-- START --

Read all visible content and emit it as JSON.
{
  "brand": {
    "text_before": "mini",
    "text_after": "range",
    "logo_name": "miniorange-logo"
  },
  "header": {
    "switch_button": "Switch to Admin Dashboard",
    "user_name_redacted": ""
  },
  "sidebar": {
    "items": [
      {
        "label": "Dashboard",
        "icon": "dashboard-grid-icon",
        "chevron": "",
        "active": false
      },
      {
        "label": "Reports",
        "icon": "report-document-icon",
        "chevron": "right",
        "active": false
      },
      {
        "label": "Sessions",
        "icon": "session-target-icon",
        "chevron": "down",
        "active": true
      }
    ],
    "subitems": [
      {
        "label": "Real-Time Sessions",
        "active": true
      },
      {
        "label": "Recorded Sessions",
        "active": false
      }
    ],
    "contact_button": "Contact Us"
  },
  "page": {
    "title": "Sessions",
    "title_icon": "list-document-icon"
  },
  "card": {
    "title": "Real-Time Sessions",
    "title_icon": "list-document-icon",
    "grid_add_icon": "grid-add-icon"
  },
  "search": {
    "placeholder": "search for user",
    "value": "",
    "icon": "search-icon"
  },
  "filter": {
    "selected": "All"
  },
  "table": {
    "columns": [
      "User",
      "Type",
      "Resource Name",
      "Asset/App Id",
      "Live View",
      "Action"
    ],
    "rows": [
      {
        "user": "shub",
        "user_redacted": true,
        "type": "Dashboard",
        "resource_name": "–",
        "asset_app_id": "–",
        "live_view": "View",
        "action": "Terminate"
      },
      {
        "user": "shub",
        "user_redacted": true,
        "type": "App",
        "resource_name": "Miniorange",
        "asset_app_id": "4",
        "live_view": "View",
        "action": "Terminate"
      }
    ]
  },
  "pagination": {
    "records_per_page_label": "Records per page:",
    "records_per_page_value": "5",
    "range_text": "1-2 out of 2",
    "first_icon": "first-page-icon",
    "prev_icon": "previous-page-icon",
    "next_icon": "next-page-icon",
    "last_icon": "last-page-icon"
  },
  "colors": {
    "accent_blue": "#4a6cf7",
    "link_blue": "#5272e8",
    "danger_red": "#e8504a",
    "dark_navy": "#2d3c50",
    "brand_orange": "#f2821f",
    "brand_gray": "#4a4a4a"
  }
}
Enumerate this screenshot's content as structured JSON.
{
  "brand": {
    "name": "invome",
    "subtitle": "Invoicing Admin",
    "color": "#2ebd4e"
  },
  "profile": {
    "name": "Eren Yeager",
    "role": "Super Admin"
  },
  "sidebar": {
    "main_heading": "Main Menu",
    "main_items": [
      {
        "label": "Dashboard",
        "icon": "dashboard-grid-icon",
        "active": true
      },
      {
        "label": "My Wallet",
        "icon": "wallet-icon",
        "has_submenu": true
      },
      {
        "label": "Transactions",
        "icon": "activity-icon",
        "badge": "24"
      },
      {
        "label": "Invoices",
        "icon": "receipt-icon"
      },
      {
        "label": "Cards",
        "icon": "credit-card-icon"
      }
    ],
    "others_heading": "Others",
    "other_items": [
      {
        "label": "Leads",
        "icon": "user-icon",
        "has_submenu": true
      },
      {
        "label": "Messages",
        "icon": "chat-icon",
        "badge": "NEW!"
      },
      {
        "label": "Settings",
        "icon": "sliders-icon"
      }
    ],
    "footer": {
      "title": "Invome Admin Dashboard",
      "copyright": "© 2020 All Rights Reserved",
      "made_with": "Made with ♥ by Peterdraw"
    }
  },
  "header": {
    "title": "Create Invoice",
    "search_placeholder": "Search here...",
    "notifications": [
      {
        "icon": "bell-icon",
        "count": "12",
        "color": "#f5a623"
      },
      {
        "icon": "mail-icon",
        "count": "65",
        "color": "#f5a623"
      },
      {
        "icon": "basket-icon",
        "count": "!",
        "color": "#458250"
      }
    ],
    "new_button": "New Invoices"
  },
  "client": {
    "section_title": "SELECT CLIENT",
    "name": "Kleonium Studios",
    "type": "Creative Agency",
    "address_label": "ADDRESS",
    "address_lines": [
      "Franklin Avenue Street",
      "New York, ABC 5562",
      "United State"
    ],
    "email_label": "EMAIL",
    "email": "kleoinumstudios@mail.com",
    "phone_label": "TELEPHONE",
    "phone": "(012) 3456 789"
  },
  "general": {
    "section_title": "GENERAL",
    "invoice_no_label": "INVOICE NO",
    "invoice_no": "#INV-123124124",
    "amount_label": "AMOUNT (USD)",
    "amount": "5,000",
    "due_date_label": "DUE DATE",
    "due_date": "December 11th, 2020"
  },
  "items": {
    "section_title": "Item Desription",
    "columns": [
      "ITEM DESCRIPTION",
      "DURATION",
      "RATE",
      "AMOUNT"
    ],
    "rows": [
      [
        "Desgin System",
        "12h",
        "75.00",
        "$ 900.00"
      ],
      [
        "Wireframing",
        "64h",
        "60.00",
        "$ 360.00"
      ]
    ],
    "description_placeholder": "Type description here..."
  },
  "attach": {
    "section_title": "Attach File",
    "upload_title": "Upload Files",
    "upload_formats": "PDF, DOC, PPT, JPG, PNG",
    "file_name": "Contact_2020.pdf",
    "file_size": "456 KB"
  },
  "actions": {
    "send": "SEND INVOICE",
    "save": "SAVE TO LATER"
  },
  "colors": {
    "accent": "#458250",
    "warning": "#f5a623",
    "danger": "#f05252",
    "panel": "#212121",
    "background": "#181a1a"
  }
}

-- END --

> [WHAT IS ASKED]:
Give only the number of lines in the entries that contain "list".

> [WRITTEN RESPONSE]:
2